Required work ▸
Exclude the pictures, then copy all remaining records exactly.

Exercise data ▸

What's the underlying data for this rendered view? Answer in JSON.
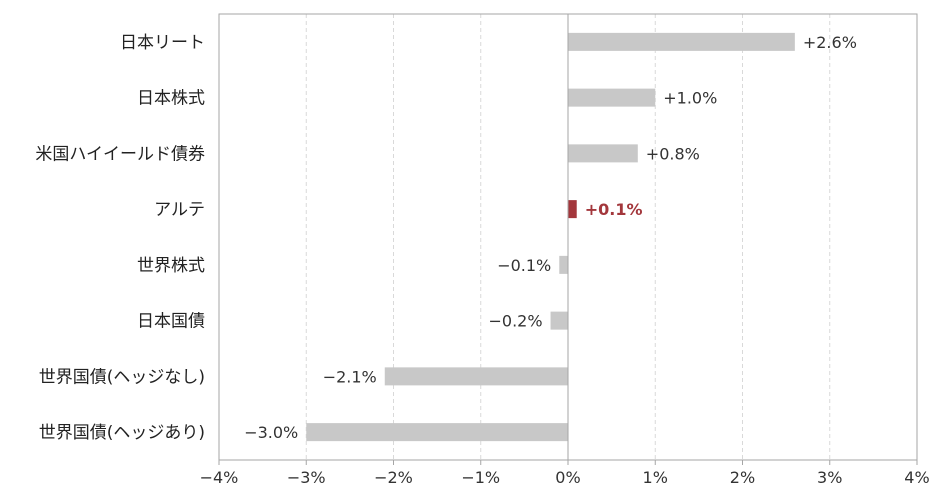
{
  "chart_data": {
    "type": "bar",
    "orientation": "horizontal",
    "categories": [
      "日本リート",
      "日本株式",
      "米国ハイイールド債券",
      "アルテ",
      "世界株式",
      "日本国債",
      "世界国債(ヘッジなし)",
      "世界国債(ヘッジあり)"
    ],
    "values": [
      2.6,
      1.0,
      0.8,
      0.1,
      -0.1,
      -0.2,
      -2.1,
      -3.0
    ],
    "data_labels": [
      "+2.6%",
      "+1.0%",
      "+0.8%",
      "+0.1%",
      "−0.1%",
      "−0.2%",
      "−2.1%",
      "−3.0%"
    ],
    "highlight_index": 3,
    "xlim": [
      -4,
      4
    ],
    "xticks": [
      "−4%",
      "−3%",
      "−2%",
      "−1%",
      "0%",
      "1%",
      "2%",
      "3%",
      "4%"
    ],
    "grid": "vertical dashed",
    "legend": "none",
    "title": "",
    "xlabel": "",
    "ylabel": "",
    "colors": {
      "bar": "#c8c8c8",
      "highlight_bar": "#a3373c",
      "highlight_label": "#a3373c",
      "grid": "#d9d9d9",
      "axis": "#a6a6a6"
    }
  }
}
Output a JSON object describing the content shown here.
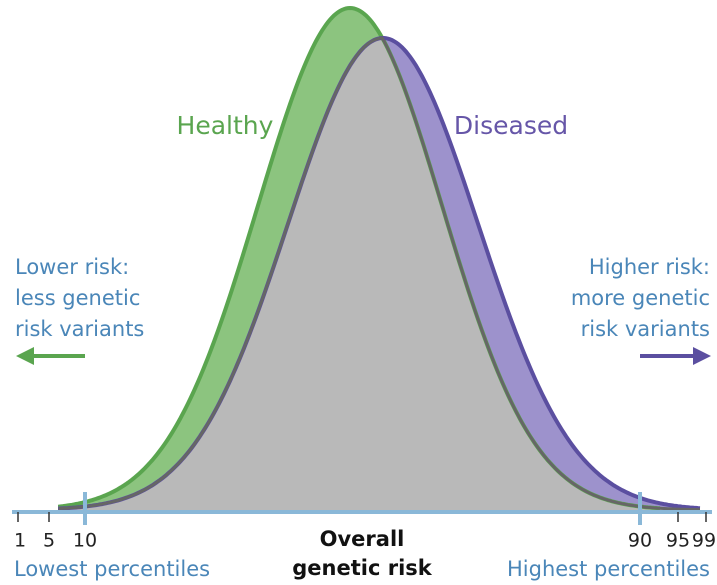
{
  "labels": {
    "healthy": "Healthy",
    "diseased": "Diseased",
    "left_note": [
      "Lower risk:",
      "less genetic",
      "risk variants"
    ],
    "right_note": [
      "Higher risk:",
      "more genetic",
      "risk variants"
    ],
    "axis_title": [
      "Overall",
      "genetic risk"
    ],
    "left_end": "Lowest percentiles",
    "right_end": "Highest percentiles",
    "percentiles": [
      "1",
      "5",
      "10",
      "90",
      "95",
      "99"
    ]
  }
}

Exercise output ▸
What's the underlying data for this rendered view? Answer in JSON.
{
  "chart_data": {
    "type": "bar",
    "orientation": "horizontal",
    "categories": [
      "日本リート",
      "日本株式",
      "米国ハイイールド債券",
      "アルテ",
      "世界株式",
      "日本国債",
      "世界国債(ヘッジなし)",
      "世界国債(ヘッジあり)"
    ],
    "values": [
      2.6,
      1.0,
      0.8,
      0.1,
      -0.1,
      -0.2,
      -2.1,
      -3.0
    ],
    "data_labels": [
      "+2.6%",
      "+1.0%",
      "+0.8%",
      "+0.1%",
      "−0.1%",
      "−0.2%",
      "−2.1%",
      "−3.0%"
    ],
    "highlight_index": 3,
    "xlim": [
      -4,
      4
    ],
    "xticks": [
      "−4%",
      "−3%",
      "−2%",
      "−1%",
      "0%",
      "1%",
      "2%",
      "3%",
      "4%"
    ],
    "grid": "vertical dashed",
    "legend": "none",
    "title": "",
    "xlabel": "",
    "ylabel": "",
    "colors": {
      "bar": "#c8c8c8",
      "highlight_bar": "#a3373c",
      "highlight_label": "#a3373c",
      "grid": "#d9d9d9",
      "axis": "#a6a6a6"
    }
  }
}
Output a JSON object describing the content shown here.
{
  "labels": {
    "healthy": "Healthy",
    "diseased": "Diseased",
    "left_note": [
      "Lower risk:",
      "less genetic",
      "risk variants"
    ],
    "right_note": [
      "Higher risk:",
      "more genetic",
      "risk variants"
    ],
    "axis_title": [
      "Overall",
      "genetic risk"
    ],
    "left_end": "Lowest percentiles",
    "right_end": "Highest percentiles",
    "percentiles": [
      "1",
      "5",
      "10",
      "90",
      "95",
      "99"
    ]
  }
}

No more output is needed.